EXERCISE DATA
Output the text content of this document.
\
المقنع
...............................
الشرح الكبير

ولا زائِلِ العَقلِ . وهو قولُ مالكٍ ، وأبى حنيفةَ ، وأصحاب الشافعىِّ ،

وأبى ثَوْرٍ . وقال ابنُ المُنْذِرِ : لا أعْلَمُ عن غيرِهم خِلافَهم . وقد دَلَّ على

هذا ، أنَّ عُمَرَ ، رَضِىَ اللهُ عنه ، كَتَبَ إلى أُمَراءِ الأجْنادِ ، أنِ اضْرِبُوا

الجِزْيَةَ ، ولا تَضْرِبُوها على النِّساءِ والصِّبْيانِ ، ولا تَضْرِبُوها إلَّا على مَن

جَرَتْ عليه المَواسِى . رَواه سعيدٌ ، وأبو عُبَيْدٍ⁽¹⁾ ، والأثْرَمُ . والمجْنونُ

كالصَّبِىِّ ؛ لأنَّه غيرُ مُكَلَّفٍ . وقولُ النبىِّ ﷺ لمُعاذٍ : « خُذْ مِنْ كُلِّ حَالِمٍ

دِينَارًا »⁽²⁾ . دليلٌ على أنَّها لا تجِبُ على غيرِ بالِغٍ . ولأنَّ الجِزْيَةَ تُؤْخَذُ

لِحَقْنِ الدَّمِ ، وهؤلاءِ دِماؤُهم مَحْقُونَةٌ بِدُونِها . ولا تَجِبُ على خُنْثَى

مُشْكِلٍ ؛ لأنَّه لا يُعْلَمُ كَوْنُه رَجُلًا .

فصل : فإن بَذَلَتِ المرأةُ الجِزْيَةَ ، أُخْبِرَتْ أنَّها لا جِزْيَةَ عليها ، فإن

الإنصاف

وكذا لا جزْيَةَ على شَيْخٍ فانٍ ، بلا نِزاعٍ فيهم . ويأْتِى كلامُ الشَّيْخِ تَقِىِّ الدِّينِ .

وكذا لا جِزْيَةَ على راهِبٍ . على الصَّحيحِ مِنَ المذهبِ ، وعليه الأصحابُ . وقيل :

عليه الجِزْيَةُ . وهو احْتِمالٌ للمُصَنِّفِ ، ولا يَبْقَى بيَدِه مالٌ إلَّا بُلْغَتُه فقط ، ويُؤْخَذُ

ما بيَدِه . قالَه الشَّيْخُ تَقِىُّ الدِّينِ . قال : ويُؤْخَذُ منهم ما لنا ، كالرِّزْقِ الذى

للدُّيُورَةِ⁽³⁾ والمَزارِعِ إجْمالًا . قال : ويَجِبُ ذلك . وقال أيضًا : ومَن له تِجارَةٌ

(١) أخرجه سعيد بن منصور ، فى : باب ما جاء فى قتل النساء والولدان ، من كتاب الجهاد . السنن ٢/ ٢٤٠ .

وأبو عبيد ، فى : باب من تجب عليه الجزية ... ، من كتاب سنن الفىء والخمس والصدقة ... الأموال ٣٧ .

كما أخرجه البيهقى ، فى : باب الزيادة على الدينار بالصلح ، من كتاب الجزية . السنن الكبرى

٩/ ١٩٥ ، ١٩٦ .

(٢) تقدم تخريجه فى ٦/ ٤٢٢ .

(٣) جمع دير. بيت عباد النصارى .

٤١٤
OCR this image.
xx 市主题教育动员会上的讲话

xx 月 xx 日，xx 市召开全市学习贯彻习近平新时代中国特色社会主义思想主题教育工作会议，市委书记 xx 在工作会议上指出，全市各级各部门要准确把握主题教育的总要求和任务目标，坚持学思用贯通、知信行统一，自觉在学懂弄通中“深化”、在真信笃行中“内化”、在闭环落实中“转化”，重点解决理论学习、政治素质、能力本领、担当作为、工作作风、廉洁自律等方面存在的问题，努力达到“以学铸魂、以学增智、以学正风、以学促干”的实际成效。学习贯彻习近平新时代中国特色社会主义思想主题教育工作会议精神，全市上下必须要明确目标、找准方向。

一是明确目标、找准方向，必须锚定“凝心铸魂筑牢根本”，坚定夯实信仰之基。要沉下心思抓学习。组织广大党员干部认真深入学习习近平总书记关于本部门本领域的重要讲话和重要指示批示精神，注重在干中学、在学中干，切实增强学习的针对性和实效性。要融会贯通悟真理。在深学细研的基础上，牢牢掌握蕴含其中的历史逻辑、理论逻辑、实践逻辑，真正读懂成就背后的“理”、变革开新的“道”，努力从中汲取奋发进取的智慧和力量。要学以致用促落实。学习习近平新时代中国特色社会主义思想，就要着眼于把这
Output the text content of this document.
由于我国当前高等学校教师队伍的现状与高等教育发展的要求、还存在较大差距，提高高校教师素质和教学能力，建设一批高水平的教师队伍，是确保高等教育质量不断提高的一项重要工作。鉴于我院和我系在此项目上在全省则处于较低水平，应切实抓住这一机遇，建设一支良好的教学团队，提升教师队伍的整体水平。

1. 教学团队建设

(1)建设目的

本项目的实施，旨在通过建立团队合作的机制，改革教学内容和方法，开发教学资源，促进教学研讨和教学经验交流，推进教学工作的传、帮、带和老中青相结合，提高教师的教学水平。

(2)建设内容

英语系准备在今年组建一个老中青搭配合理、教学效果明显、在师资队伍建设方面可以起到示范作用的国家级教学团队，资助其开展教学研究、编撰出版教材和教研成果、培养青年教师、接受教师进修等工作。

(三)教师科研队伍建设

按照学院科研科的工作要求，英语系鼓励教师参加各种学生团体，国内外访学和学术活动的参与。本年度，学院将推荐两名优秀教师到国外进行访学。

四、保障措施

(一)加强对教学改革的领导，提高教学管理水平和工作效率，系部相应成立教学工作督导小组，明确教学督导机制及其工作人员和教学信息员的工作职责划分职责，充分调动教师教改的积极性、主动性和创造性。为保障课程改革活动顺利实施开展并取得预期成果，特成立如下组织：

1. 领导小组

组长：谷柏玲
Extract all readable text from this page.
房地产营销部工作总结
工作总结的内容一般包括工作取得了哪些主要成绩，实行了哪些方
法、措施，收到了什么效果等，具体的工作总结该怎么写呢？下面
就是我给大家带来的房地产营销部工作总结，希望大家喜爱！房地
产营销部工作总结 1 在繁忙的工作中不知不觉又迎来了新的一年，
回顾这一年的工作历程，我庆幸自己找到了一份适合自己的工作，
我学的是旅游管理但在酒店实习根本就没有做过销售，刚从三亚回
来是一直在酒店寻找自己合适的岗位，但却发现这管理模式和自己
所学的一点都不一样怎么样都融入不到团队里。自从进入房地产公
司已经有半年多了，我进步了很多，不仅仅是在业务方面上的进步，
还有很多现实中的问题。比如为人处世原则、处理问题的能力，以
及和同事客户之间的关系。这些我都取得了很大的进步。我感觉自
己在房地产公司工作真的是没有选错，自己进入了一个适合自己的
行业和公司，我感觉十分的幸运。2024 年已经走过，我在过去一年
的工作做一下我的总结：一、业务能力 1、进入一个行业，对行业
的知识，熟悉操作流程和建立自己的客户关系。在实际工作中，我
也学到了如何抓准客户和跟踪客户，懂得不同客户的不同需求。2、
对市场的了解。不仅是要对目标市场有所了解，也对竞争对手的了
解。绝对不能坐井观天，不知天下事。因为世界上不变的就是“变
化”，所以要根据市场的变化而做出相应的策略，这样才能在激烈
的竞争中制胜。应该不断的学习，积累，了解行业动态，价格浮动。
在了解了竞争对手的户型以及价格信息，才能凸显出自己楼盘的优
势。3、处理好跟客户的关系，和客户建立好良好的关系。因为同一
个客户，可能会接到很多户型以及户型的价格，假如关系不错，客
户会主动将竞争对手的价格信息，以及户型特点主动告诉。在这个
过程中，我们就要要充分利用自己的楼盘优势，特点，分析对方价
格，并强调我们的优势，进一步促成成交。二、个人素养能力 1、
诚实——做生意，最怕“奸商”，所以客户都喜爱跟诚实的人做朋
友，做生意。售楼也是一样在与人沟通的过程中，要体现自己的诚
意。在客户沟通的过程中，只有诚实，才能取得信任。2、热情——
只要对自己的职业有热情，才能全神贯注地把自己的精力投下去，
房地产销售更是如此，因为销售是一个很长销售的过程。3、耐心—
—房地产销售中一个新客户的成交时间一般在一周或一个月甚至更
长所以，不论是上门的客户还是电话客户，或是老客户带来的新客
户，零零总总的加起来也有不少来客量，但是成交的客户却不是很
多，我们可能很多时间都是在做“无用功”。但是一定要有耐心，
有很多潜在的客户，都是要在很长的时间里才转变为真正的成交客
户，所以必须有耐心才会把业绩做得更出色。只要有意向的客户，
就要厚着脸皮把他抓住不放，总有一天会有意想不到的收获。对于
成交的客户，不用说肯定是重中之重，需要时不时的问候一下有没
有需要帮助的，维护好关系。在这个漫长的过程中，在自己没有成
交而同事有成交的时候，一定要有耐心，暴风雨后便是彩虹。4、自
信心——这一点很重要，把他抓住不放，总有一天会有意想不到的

WHAT YOU ARE ASKED TO DO
Copy out every line of the listing that includes the string "وكذا".

ANSWER IN FULL
وكذا لا جزْيَةَ على شَيْخٍ فانٍ ، بلا نِزاعٍ فيهم . ويأْتِى كلامُ الشَّيْخِ تَقِىِّ الدِّينِ .
وكذا لا جِزْيَةَ على راهِبٍ . على الصَّحيحِ مِنَ المذهبِ ، وعليه الأصحابُ . وقيل :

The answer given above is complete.